→ **ACTIVITY**
In your transcription, keep every record exact and leave out the pictures.

→ **RECORDS TO USE**

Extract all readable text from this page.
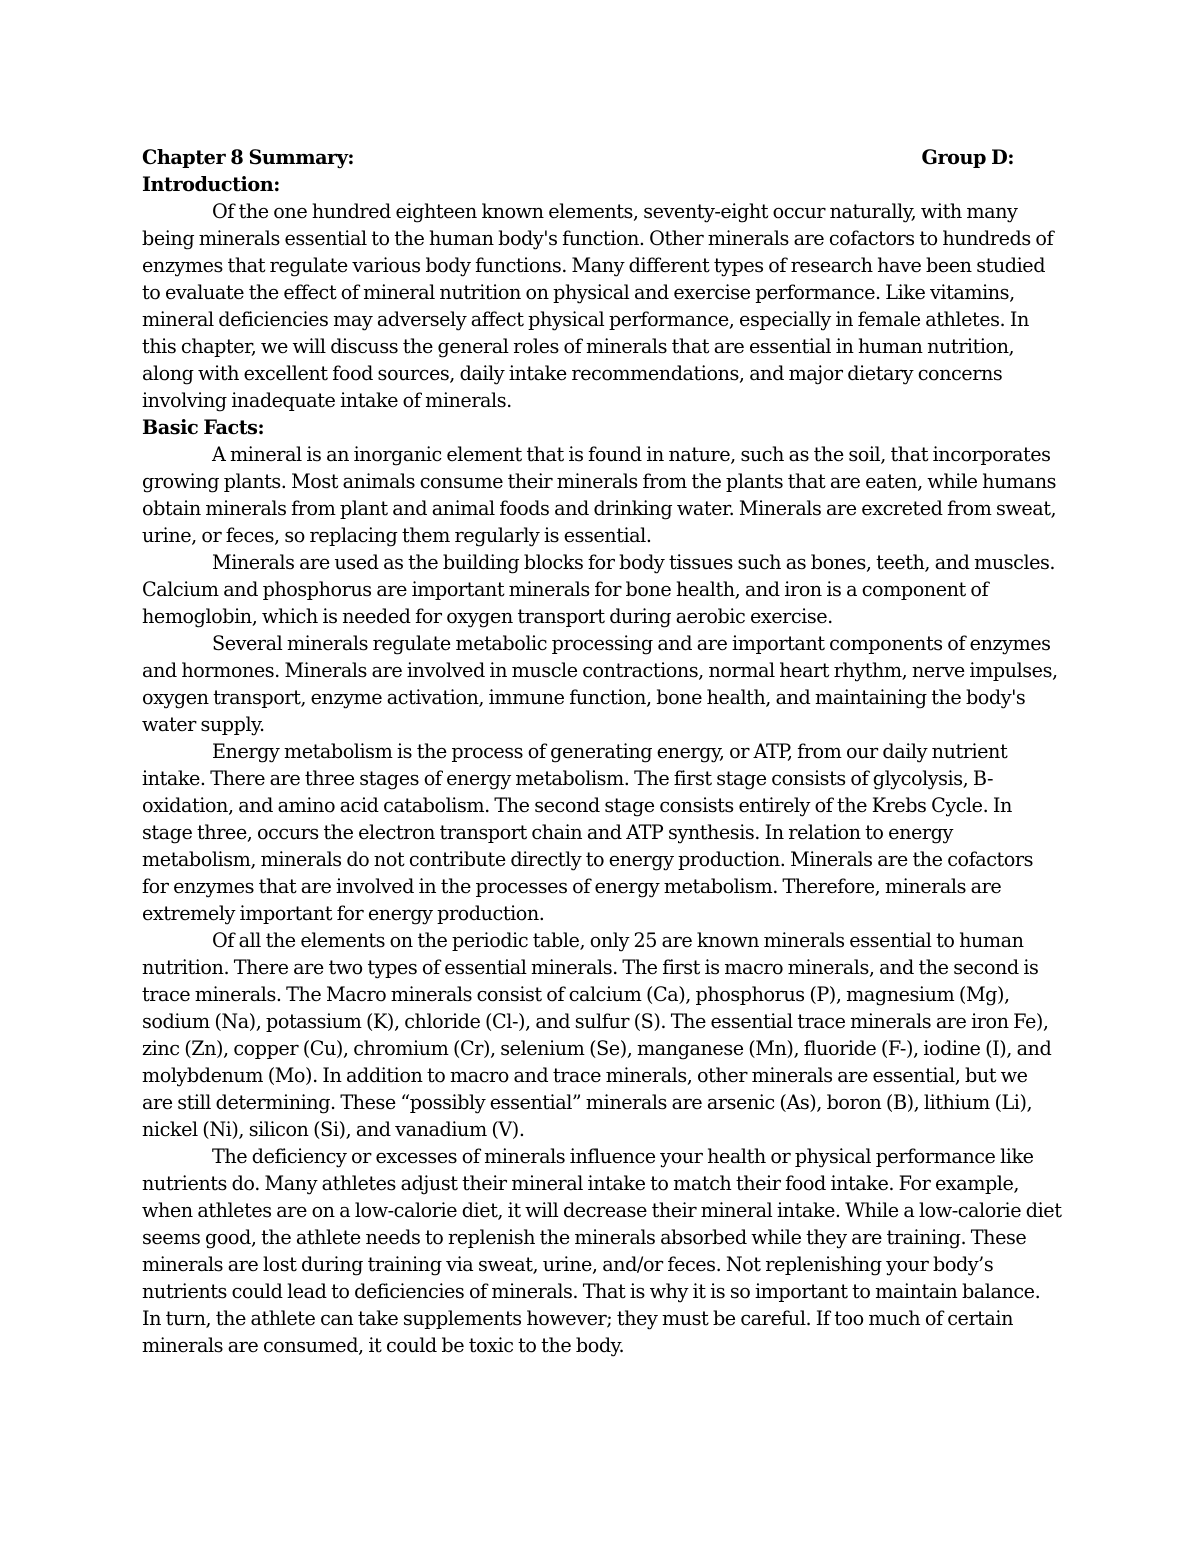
Chapter 8 Summary:	Group D:
Introduction:

Of the one hundred eighteen known elements, seventy-eight occur naturally, with many being minerals essential to the human body's function. Other minerals are cofactors to hundreds of enzymes that regulate various body functions. Many different types of research have been studied to evaluate the effect of mineral nutrition on physical and exercise performance. Like vitamins, mineral deficiencies may adversely affect physical performance, especially in female athletes. In this chapter, we will discuss the general roles of minerals that are essential in human nutrition, along with excellent food sources, daily intake recommendations, and major dietary concerns involving inadequate intake of minerals.

Basic Facts:

A mineral is an inorganic element that is found in nature, such as the soil, that incorporates growing plants. Most animals consume their minerals from the plants that are eaten, while humans obtain minerals from plant and animal foods and drinking water. Minerals are excreted from sweat, urine, or feces, so replacing them regularly is essential.

Minerals are used as the building blocks for body tissues such as bones, teeth, and muscles. Calcium and phosphorus are important minerals for bone health, and iron is a component of hemoglobin, which is needed for oxygen transport during aerobic exercise.

Several minerals regulate metabolic processing and are important components of enzymes and hormones. Minerals are involved in muscle contractions, normal heart rhythm, nerve impulses, oxygen transport, enzyme activation, immune function, bone health, and maintaining the body's water supply.

Energy metabolism is the process of generating energy, or ATP, from our daily nutrient intake. There are three stages of energy metabolism. The first stage consists of glycolysis, B-oxidation, and amino acid catabolism. The second stage consists entirely of the Krebs Cycle. In stage three, occurs the electron transport chain and ATP synthesis. In relation to energy metabolism, minerals do not contribute directly to energy production. Minerals are the cofactors for enzymes that are involved in the processes of energy metabolism. Therefore, minerals are extremely important for energy production.

Of all the elements on the periodic table, only 25 are known minerals essential to human nutrition. There are two types of essential minerals. The first is macro minerals, and the second is trace minerals. The Macro minerals consist of calcium (Ca), phosphorus (P), magnesium (Mg), sodium (Na), potassium (K), chloride (Cl-), and sulfur (S). The essential trace minerals are iron Fe), zinc (Zn), copper (Cu), chromium (Cr), selenium (Se), manganese (Mn), fluoride (F-), iodine (I), and molybdenum (Mo). In addition to macro and trace minerals, other minerals are essential, but we are still determining. These “possibly essential” minerals are arsenic (As), boron (B), lithium (Li), nickel (Ni), silicon (Si), and vanadium (V).

The deficiency or excesses of minerals influence your health or physical performance like nutrients do. Many athletes adjust their mineral intake to match their food intake. For example, when athletes are on a low-calorie diet, it will decrease their mineral intake. While a low-calorie diet seems good, the athlete needs to replenish the minerals absorbed while they are training. These minerals are lost during training via sweat, urine, and/or feces. Not replenishing your body’s nutrients could lead to deficiencies of minerals. That is why it is so important to maintain balance. In turn, the athlete can take supplements however; they must be careful. If too much of certain minerals are consumed, it could be toxic to the body.
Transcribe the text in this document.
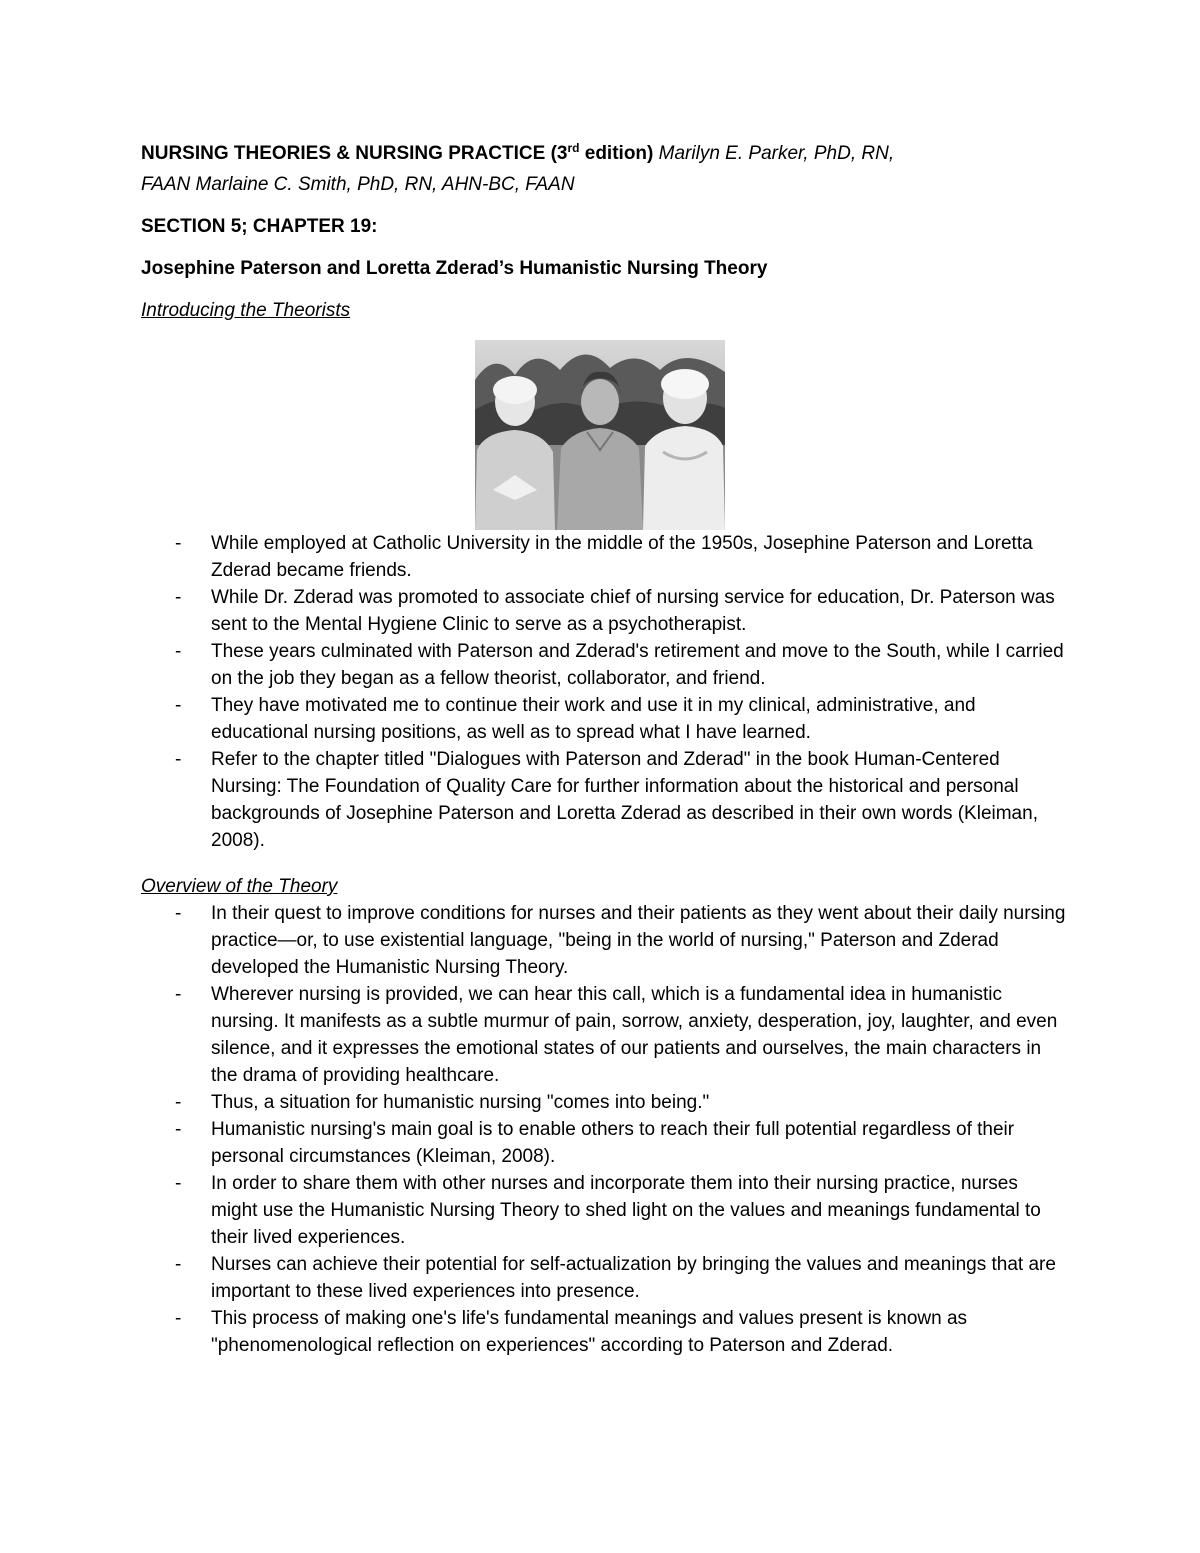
NURSING THEORIES & NURSING PRACTICE (3rd edition) Marilyn E. Parker, PhD, RN,
FAAN Marlaine C. Smith, PhD, RN, AHN-BC, FAAN

SECTION 5; CHAPTER 19:

Josephine Paterson and Loretta Zderad’s Humanistic Nursing Theory

Introducing the Theorists

- While employed at Catholic University in the middle of the 1950s, Josephine Paterson and Loretta Zderad became friends.
- While Dr. Zderad was promoted to associate chief of nursing service for education, Dr. Paterson was sent to the Mental Hygiene Clinic to serve as a psychotherapist.
- These years culminated with Paterson and Zderad's retirement and move to the South, while I carried on the job they began as a fellow theorist, collaborator, and friend.
- They have motivated me to continue their work and use it in my clinical, administrative, and educational nursing positions, as well as to spread what I have learned.
- Refer to the chapter titled "Dialogues with Paterson and Zderad" in the book Human-Centered Nursing: The Foundation of Quality Care for further information about the historical and personal backgrounds of Josephine Paterson and Loretta Zderad as described in their own words (Kleiman, 2008).

Overview of the Theory

- In their quest to improve conditions for nurses and their patients as they went about their daily nursing practice—or, to use existential language, "being in the world of nursing," Paterson and Zderad developed the Humanistic Nursing Theory.
- Wherever nursing is provided, we can hear this call, which is a fundamental idea in humanistic nursing. It manifests as a subtle murmur of pain, sorrow, anxiety, desperation, joy, laughter, and even silence, and it expresses the emotional states of our patients and ourselves, the main characters in the drama of providing healthcare.
- Thus, a situation for humanistic nursing "comes into being."
- Humanistic nursing's main goal is to enable others to reach their full potential regardless of their personal circumstances (Kleiman, 2008).
- In order to share them with other nurses and incorporate them into their nursing practice, nurses might use the Humanistic Nursing Theory to shed light on the values and meanings fundamental to their lived experiences.
- Nurses can achieve their potential for self-actualization by bringing the values and meanings that are important to these lived experiences into presence.
- This process of making one's life's fundamental meanings and values present is known as "phenomenological reflection on experiences" according to Paterson and Zderad.
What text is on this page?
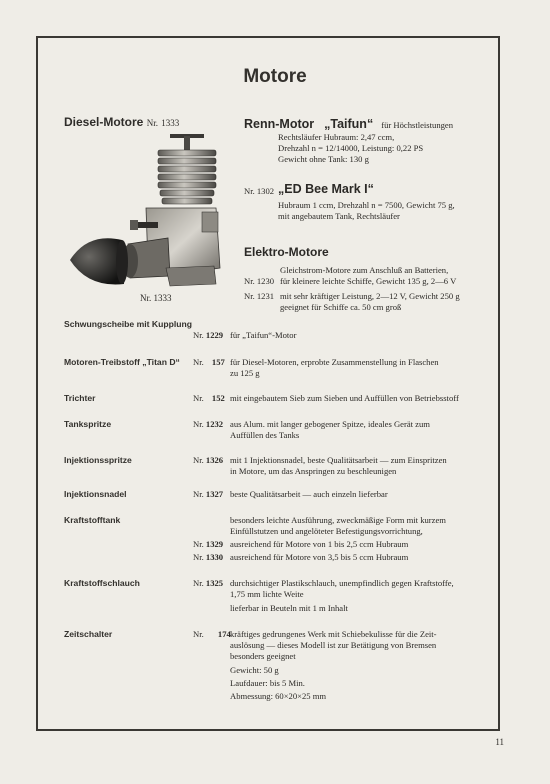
Motore
Diesel-Motore Nr. 1333
Nr. 1333
Renn-Motor „Taifun“ für Höchstleistungen
Rechtsläufer Hubraum: 2,47 ccm,
Drehzahl n = 12/14000, Leistung: 0,22 PS
Gewicht ohne Tank: 130 g
Nr. 1302 „ED Bee Mark I“
Hubraum 1 ccm, Drehzahl n = 7500, Gewicht 75 g,
mit angebautem Tank, Rechtsläufer
Elektro-Motore
Gleichstrom-Motore zum Anschluß an Batterien,
Nr. 1230 für kleinere leichte Schiffe, Gewicht 135 g, 2—6 V
Nr. 1231 mit sehr kräftiger Leistung, 2—12 V, Gewicht 250 g
geeignet für Schiffe ca. 50 cm groß
Schwungscheibe mit Kupplung
Nr. 1229 für „Taifun“-Motor
Motoren-Treibstoff „Titan D“ Nr. 157 für Diesel-Motoren, erprobte Zusammenstellung in Flaschen
zu 125 g
Trichter	Nr. 152 mit eingebautem Sieb zum Sieben und Auffüllen von Betriebsstoff
Tankspritze	Nr. 1232 aus Alum. mit langer gebogener Spitze, ideales Gerät zum
Auffüllen des Tanks
Injektionsspritze	Nr. 1326 mit 1 Injektionsnadel, beste Qualitätsarbeit — zum Einspritzen
in Motore, um das Anspringen zu beschleunigen
Injektionsnadel	Nr. 1327 beste Qualitätsarbeit — auch einzeln lieferbar
Kraftstofftank	besonders leichte Ausführung, zweckmäßige Form mit kurzem
Einfüllstutzen und angelöteter Befestigungsvorrichtung,
Nr. 1329 ausreichend für Motore von 1 bis 2,5 ccm Hubraum
Nr. 1330 ausreichend für Motore von 3,5 bis 5 ccm Hubraum
Kraftstoffschlauch	Nr. 1325 durchsichtiger Plastikschlauch, unempfindlich gegen Kraftstoffe,
1,75 mm lichte Weite
lieferbar in Beuteln mit 1 m Inhalt
Zeitschalter	Nr. 174 kräftiges gedrungenes Werk mit Schiebekulisse für die Zeit-
auslösung — dieses Modell ist zur Betätigung von Bremsen
besonders geeignet
Gewicht: 50 g
Laufdauer: bis 5 Min.
Abmessung: 60×20×25 mm
11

→ **EXERCISE ANSWER**
Extract all readable text from this page.
Chapter 8 Summary:	Group D:
Introduction:

Of the one hundred eighteen known elements, seventy-eight occur naturally, with many being minerals essential to the human body's function. Other minerals are cofactors to hundreds of enzymes that regulate various body functions. Many different types of research have been studied to evaluate the effect of mineral nutrition on physical and exercise performance. Like vitamins, mineral deficiencies may adversely affect physical performance, especially in female athletes. In this chapter, we will discuss the general roles of minerals that are essential in human nutrition, along with excellent food sources, daily intake recommendations, and major dietary concerns involving inadequate intake of minerals.

Basic Facts:

A mineral is an inorganic element that is found in nature, such as the soil, that incorporates growing plants. Most animals consume their minerals from the plants that are eaten, while humans obtain minerals from plant and animal foods and drinking water. Minerals are excreted from sweat, urine, or feces, so replacing them regularly is essential.

Minerals are used as the building blocks for body tissues such as bones, teeth, and muscles. Calcium and phosphorus are important minerals for bone health, and iron is a component of hemoglobin, which is needed for oxygen transport during aerobic exercise.

Several minerals regulate metabolic processing and are important components of enzymes and hormones. Minerals are involved in muscle contractions, normal heart rhythm, nerve impulses, oxygen transport, enzyme activation, immune function, bone health, and maintaining the body's water supply.

Energy metabolism is the process of generating energy, or ATP, from our daily nutrient intake. There are three stages of energy metabolism. The first stage consists of glycolysis, B-oxidation, and amino acid catabolism. The second stage consists entirely of the Krebs Cycle. In stage three, occurs the electron transport chain and ATP synthesis. In relation to energy metabolism, minerals do not contribute directly to energy production. Minerals are the cofactors for enzymes that are involved in the processes of energy metabolism. Therefore, minerals are extremely important for energy production.

Of all the elements on the periodic table, only 25 are known minerals essential to human nutrition. There are two types of essential minerals. The first is macro minerals, and the second is trace minerals. The Macro minerals consist of calcium (Ca), phosphorus (P), magnesium (Mg), sodium (Na), potassium (K), chloride (Cl-), and sulfur (S). The essential trace minerals are iron Fe), zinc (Zn), copper (Cu), chromium (Cr), selenium (Se), manganese (Mn), fluoride (F-), iodine (I), and molybdenum (Mo). In addition to macro and trace minerals, other minerals are essential, but we are still determining. These “possibly essential” minerals are arsenic (As), boron (B), lithium (Li), nickel (Ni), silicon (Si), and vanadium (V).

The deficiency or excesses of minerals influence your health or physical performance like nutrients do. Many athletes adjust their mineral intake to match their food intake. For example, when athletes are on a low-calorie diet, it will decrease their mineral intake. While a low-calorie diet seems good, the athlete needs to replenish the minerals absorbed while they are training. These minerals are lost during training via sweat, urine, and/or feces. Not replenishing your body’s nutrients could lead to deficiencies of minerals. That is why it is so important to maintain balance. In turn, the athlete can take supplements however; they must be careful. If too much of certain minerals are consumed, it could be toxic to the body.
Transcribe the text in this document.
NURSING THEORIES & NURSING PRACTICE (3rd edition) Marilyn E. Parker, PhD, RN,
FAAN Marlaine C. Smith, PhD, RN, AHN-BC, FAAN

SECTION 5; CHAPTER 19:

Josephine Paterson and Loretta Zderad’s Humanistic Nursing Theory

Introducing the Theorists

- While employed at Catholic University in the middle of the 1950s, Josephine Paterson and Loretta Zderad became friends.
- While Dr. Zderad was promoted to associate chief of nursing service for education, Dr. Paterson was sent to the Mental Hygiene Clinic to serve as a psychotherapist.
- These years culminated with Paterson and Zderad's retirement and move to the South, while I carried on the job they began as a fellow theorist, collaborator, and friend.
- They have motivated me to continue their work and use it in my clinical, administrative, and educational nursing positions, as well as to spread what I have learned.
- Refer to the chapter titled "Dialogues with Paterson and Zderad" in the book Human-Centered Nursing: The Foundation of Quality Care for further information about the historical and personal backgrounds of Josephine Paterson and Loretta Zderad as described in their own words (Kleiman, 2008).

Overview of the Theory

- In their quest to improve conditions for nurses and their patients as they went about their daily nursing practice—or, to use existential language, "being in the world of nursing," Paterson and Zderad developed the Humanistic Nursing Theory.
- Wherever nursing is provided, we can hear this call, which is a fundamental idea in humanistic nursing. It manifests as a subtle murmur of pain, sorrow, anxiety, desperation, joy, laughter, and even silence, and it expresses the emotional states of our patients and ourselves, the main characters in the drama of providing healthcare.
- Thus, a situation for humanistic nursing "comes into being."
- Humanistic nursing's main goal is to enable others to reach their full potential regardless of their personal circumstances (Kleiman, 2008).
- In order to share them with other nurses and incorporate them into their nursing practice, nurses might use the Humanistic Nursing Theory to shed light on the values and meanings fundamental to their lived experiences.
- Nurses can achieve their potential for self-actualization by bringing the values and meanings that are important to these lived experiences into presence.
- This process of making one's life's fundamental meanings and values present is known as "phenomenological reflection on experiences" according to Paterson and Zderad.
What text is on this page?
Motore
Diesel-Motore Nr. 1333
Nr. 1333
Renn-Motor „Taifun“ für Höchstleistungen
Rechtsläufer Hubraum: 2,47 ccm,
Drehzahl n = 12/14000, Leistung: 0,22 PS
Gewicht ohne Tank: 130 g
Nr. 1302 „ED Bee Mark I“
Hubraum 1 ccm, Drehzahl n = 7500, Gewicht 75 g,
mit angebautem Tank, Rechtsläufer
Elektro-Motore
Gleichstrom-Motore zum Anschluß an Batterien,
Nr. 1230 für kleinere leichte Schiffe, Gewicht 135 g, 2—6 V
Nr. 1231 mit sehr kräftiger Leistung, 2—12 V, Gewicht 250 g
geeignet für Schiffe ca. 50 cm groß
Schwungscheibe mit Kupplung
Nr. 1229 für „Taifun“-Motor
Motoren-Treibstoff „Titan D“ Nr. 157 für Diesel-Motoren, erprobte Zusammenstellung in Flaschen
zu 125 g
Trichter	Nr. 152 mit eingebautem Sieb zum Sieben und Auffüllen von Betriebsstoff
Tankspritze	Nr. 1232 aus Alum. mit langer gebogener Spitze, ideales Gerät zum
Auffüllen des Tanks
Injektionsspritze	Nr. 1326 mit 1 Injektionsnadel, beste Qualitätsarbeit — zum Einspritzen
in Motore, um das Anspringen zu beschleunigen
Injektionsnadel	Nr. 1327 beste Qualitätsarbeit — auch einzeln lieferbar
Kraftstofftank	besonders leichte Ausführung, zweckmäßige Form mit kurzem
Einfüllstutzen und angelöteter Befestigungsvorrichtung,
Nr. 1329 ausreichend für Motore von 1 bis 2,5 ccm Hubraum
Nr. 1330 ausreichend für Motore von 3,5 bis 5 ccm Hubraum
Kraftstoffschlauch	Nr. 1325 durchsichtiger Plastikschlauch, unempfindlich gegen Kraftstoffe,
1,75 mm lichte Weite
lieferbar in Beuteln mit 1 m Inhalt
Zeitschalter	Nr. 174 kräftiges gedrungenes Werk mit Schiebekulisse für die Zeit-
auslösung — dieses Modell ist zur Betätigung von Bremsen
besonders geeignet
Gewicht: 50 g
Laufdauer: bis 5 Min.
Abmessung: 60×20×25 mm
11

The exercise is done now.